Requirement:
Copy every line with the string "بغداد" in it.

Provided records:
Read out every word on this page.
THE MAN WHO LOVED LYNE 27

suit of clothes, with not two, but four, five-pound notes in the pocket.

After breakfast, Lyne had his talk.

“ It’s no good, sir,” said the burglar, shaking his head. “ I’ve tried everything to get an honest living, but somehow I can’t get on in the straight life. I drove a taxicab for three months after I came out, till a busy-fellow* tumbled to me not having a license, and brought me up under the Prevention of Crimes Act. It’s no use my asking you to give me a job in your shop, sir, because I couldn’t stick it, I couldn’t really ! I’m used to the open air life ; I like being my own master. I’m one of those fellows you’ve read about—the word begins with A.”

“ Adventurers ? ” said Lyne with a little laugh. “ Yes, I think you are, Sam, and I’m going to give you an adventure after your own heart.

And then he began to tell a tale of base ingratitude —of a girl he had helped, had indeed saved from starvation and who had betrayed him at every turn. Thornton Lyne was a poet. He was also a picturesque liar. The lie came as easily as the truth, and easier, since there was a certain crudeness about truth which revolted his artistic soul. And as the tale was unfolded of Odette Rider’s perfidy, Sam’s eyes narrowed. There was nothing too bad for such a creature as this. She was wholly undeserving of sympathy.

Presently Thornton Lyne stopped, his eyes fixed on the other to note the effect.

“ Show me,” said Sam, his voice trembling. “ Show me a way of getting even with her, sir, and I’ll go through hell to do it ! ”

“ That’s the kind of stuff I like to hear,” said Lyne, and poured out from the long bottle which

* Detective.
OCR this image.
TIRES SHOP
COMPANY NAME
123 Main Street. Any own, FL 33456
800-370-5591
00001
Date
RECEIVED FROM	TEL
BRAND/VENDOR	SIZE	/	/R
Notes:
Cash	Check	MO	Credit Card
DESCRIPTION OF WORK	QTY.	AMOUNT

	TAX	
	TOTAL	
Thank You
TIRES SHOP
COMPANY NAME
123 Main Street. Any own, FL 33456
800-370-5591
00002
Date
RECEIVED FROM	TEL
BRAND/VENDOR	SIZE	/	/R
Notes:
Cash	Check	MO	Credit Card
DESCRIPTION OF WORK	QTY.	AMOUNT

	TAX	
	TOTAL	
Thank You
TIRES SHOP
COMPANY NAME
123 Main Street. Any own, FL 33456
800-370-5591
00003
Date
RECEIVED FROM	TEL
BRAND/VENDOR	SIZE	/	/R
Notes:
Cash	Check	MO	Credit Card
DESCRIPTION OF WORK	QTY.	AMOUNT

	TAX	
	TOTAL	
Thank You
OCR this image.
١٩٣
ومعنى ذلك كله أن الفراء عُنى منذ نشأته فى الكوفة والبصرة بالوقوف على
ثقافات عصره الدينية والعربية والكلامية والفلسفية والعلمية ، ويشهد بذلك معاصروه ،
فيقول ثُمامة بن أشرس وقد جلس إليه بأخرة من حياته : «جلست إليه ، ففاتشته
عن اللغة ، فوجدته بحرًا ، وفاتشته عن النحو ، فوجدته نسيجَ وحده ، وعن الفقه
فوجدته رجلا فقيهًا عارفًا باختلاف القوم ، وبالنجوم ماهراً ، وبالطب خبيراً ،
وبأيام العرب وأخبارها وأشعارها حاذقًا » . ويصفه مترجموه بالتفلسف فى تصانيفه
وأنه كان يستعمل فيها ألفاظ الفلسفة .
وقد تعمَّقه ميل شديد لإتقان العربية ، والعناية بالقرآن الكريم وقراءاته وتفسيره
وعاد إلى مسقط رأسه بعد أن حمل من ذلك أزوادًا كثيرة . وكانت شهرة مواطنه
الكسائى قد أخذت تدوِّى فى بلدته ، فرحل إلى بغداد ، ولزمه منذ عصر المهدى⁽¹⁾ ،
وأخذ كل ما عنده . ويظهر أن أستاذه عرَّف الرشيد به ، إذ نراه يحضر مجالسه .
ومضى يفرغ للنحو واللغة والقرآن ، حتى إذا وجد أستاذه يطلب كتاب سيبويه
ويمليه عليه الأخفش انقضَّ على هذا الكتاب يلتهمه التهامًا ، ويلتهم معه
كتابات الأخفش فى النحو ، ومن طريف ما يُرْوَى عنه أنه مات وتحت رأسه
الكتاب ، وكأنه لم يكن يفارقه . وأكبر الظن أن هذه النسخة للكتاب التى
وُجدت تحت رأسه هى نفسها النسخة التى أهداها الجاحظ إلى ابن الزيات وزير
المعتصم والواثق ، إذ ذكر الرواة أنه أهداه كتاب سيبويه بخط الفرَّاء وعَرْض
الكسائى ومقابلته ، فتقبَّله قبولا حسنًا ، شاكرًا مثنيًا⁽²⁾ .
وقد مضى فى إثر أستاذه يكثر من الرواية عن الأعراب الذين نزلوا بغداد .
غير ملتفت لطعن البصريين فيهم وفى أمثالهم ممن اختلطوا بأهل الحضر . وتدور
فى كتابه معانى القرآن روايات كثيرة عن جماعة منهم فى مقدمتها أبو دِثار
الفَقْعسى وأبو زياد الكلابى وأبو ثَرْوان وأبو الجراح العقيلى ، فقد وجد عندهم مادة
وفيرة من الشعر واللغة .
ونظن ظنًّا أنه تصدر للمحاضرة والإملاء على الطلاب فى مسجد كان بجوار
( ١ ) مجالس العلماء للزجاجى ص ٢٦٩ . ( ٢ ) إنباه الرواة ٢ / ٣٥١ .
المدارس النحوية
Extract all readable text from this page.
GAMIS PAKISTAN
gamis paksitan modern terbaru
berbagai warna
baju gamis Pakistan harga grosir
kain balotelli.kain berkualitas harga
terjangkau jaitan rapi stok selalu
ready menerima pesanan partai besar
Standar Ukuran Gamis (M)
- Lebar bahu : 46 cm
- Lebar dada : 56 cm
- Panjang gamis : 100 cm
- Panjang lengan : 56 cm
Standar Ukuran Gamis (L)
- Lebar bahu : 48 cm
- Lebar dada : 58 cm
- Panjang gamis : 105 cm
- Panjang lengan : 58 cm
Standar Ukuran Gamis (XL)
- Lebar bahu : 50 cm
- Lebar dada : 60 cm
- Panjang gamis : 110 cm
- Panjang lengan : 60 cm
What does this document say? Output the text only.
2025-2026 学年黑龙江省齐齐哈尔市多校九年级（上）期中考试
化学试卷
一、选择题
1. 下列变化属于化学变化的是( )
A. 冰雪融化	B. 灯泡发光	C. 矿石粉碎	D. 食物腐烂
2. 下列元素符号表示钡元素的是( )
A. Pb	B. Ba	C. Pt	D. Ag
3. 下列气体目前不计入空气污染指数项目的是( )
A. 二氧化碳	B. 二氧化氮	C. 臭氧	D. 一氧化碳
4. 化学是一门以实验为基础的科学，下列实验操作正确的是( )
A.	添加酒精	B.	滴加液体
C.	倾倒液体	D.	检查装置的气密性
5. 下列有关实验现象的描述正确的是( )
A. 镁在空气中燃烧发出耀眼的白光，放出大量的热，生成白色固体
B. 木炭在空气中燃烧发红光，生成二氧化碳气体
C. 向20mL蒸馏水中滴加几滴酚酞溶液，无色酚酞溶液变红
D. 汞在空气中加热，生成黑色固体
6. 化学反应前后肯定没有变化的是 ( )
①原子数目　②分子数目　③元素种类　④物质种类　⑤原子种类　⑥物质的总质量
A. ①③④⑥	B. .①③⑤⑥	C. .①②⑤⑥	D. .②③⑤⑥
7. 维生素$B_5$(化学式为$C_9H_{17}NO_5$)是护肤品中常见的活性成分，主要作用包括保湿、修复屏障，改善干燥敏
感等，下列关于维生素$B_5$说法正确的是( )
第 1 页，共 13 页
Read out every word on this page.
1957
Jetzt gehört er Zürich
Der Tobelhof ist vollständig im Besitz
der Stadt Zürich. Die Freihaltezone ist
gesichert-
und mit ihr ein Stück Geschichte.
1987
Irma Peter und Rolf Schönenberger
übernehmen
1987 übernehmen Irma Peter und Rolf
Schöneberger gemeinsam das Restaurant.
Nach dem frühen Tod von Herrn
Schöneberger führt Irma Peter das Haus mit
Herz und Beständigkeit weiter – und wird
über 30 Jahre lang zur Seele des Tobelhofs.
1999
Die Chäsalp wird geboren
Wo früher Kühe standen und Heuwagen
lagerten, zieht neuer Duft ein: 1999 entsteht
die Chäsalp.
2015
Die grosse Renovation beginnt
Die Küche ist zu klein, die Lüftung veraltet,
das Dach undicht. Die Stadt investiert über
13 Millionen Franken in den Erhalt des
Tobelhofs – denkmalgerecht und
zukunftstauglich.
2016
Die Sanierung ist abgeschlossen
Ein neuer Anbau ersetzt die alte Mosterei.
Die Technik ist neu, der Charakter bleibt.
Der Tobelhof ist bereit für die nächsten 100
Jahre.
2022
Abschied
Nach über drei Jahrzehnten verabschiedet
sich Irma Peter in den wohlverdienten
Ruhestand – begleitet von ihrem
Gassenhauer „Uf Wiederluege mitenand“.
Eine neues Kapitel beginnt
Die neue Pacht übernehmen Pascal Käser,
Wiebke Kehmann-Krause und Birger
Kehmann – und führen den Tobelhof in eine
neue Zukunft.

Final result:
الكسائى قد أخذت تدوِّى فى بلدته ، فرحل إلى بغداد ، ولزمه منذ عصر المهدى⁽¹⁾ ،
وقد مضى فى إثر أستاذه يكثر من الرواية عن الأعراب الذين نزلوا بغداد .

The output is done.